» Data records:
════════════════

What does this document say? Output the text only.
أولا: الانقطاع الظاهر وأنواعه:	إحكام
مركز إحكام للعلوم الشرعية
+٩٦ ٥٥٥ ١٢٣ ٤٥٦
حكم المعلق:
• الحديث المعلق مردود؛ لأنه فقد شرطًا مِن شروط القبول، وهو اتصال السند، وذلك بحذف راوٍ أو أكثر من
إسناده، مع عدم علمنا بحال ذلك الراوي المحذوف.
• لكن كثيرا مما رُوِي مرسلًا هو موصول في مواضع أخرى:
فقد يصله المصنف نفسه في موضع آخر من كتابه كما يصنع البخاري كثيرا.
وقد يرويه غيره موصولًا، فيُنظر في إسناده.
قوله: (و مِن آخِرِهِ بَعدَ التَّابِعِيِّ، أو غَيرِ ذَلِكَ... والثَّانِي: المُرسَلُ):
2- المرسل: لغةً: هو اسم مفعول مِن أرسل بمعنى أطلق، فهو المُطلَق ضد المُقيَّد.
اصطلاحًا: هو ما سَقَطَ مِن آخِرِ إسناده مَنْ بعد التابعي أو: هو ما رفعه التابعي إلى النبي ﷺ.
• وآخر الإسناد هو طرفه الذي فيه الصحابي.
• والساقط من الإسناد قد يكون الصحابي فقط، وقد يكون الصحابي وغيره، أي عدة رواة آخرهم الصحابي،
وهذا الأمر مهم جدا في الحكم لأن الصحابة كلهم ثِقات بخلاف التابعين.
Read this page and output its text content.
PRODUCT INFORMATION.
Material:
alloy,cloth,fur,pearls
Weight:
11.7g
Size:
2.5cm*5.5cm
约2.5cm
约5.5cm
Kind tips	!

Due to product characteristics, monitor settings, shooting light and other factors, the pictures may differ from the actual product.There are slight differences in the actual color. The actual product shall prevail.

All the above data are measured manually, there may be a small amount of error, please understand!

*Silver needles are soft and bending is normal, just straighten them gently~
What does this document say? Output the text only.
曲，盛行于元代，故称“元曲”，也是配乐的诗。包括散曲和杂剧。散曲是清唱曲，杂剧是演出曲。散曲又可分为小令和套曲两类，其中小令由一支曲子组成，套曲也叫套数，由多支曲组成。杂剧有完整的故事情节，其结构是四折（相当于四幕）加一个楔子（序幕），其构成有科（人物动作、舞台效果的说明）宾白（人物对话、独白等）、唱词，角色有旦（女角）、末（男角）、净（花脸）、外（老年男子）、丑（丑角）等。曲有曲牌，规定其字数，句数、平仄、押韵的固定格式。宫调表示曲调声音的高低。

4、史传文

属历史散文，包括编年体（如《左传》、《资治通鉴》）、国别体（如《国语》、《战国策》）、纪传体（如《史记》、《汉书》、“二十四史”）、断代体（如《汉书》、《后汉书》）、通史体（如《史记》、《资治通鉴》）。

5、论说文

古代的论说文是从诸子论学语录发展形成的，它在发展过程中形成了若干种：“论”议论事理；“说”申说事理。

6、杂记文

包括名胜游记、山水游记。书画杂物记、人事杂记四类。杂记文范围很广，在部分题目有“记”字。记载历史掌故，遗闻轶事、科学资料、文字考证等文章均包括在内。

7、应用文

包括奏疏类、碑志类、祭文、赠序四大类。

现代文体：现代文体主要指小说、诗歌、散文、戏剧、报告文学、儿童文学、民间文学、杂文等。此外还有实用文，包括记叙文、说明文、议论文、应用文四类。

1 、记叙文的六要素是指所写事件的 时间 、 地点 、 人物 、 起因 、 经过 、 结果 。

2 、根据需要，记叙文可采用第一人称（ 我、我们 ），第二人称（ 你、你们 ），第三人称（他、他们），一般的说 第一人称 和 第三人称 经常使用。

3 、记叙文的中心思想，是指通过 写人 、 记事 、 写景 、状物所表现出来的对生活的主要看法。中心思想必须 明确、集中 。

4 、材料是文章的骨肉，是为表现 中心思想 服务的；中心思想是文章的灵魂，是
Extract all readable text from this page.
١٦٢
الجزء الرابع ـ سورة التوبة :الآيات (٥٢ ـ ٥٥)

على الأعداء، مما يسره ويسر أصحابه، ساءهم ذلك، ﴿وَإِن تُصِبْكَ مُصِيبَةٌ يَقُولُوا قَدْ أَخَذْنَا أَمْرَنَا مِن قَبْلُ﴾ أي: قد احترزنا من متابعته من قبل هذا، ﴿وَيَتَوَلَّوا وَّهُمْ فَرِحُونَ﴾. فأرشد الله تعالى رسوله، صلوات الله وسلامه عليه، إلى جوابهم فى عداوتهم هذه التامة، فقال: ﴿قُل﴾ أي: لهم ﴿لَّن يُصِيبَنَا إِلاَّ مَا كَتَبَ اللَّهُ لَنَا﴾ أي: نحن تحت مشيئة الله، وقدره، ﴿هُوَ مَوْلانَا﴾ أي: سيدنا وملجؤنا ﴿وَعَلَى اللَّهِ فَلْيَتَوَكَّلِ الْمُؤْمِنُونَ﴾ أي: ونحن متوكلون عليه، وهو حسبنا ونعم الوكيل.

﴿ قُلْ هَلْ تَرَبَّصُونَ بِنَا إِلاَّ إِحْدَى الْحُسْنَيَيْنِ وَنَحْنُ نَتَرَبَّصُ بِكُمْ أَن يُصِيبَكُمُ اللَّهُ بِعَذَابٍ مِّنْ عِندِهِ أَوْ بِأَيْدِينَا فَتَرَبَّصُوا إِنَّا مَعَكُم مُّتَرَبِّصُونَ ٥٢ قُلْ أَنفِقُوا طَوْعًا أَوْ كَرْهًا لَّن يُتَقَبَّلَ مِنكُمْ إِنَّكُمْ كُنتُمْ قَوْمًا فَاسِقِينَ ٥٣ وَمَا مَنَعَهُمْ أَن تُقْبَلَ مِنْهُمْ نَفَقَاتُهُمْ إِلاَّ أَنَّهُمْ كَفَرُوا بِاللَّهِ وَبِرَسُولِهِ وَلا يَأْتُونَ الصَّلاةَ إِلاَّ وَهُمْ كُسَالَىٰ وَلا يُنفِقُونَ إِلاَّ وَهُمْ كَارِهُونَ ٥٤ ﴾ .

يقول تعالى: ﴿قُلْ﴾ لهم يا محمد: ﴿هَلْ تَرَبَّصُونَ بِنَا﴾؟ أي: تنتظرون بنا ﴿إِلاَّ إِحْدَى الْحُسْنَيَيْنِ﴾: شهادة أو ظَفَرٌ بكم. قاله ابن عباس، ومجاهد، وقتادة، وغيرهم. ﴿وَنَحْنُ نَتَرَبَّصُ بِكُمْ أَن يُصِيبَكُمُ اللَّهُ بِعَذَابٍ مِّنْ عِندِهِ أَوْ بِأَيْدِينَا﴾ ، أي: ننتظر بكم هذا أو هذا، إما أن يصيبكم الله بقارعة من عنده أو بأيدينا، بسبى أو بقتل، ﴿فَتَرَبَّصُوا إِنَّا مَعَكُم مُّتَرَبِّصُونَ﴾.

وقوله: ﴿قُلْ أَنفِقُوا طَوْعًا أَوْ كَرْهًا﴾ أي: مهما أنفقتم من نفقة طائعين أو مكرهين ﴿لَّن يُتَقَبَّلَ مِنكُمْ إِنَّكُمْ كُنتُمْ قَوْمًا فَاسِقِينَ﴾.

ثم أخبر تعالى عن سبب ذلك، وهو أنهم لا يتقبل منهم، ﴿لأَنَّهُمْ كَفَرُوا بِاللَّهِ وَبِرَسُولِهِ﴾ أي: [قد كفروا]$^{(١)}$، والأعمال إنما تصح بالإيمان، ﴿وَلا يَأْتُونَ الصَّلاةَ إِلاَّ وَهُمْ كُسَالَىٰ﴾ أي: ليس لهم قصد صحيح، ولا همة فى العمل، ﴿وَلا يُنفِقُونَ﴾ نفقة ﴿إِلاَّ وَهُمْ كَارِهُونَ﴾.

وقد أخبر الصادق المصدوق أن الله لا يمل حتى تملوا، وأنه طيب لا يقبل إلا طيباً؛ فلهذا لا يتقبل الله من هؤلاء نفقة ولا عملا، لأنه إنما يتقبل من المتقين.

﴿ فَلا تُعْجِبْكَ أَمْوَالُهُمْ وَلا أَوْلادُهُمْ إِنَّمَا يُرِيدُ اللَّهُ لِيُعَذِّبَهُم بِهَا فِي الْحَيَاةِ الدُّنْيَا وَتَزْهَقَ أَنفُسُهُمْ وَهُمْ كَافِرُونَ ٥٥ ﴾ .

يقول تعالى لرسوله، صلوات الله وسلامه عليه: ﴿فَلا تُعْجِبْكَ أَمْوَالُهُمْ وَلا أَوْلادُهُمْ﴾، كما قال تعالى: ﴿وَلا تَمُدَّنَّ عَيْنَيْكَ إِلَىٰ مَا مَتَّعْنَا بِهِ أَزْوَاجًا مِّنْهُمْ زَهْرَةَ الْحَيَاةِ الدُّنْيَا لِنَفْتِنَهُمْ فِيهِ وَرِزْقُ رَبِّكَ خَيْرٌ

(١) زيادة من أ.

════════════════

» Given instruction:
Copy out every line with the word "وسلامه".

» Answer to the problem:
على الأعداء، مما يسره ويسر أصحابه، ساءهم ذلك، ﴿وَإِن تُصِبْكَ مُصِيبَةٌ يَقُولُوا قَدْ أَخَذْنَا أَمْرَنَا مِن قَبْلُ﴾ أي: قد احترزنا من متابعته من قبل هذا، ﴿وَيَتَوَلَّوا وَّهُمْ فَرِحُونَ﴾. فأرشد الله تعالى رسوله، صلوات الله وسلامه عليه، إلى جوابهم فى عداوتهم هذه التامة، فقال: ﴿قُل﴾ أي: لهم ﴿لَّن يُصِيبَنَا إِلاَّ مَا كَتَبَ اللَّهُ لَنَا﴾ أي: نحن تحت مشيئة الله، وقدره، ﴿هُوَ مَوْلانَا﴾ أي: سيدنا وملجؤنا ﴿وَعَلَى اللَّهِ فَلْيَتَوَكَّلِ الْمُؤْمِنُونَ﴾ أي: ونحن متوكلون عليه، وهو حسبنا ونعم الوكيل.
يقول تعالى لرسوله، صلوات الله وسلامه عليه: ﴿فَلا تُعْجِبْكَ أَمْوَالُهُمْ وَلا أَوْلادُهُمْ﴾، كما قال تعالى: ﴿وَلا تَمُدَّنَّ عَيْنَيْكَ إِلَىٰ مَا مَتَّعْنَا بِهِ أَزْوَاجًا مِّنْهُمْ زَهْرَةَ الْحَيَاةِ الدُّنْيَا لِنَفْتِنَهُمْ فِيهِ وَرِزْقُ رَبِّكَ خَيْرٌ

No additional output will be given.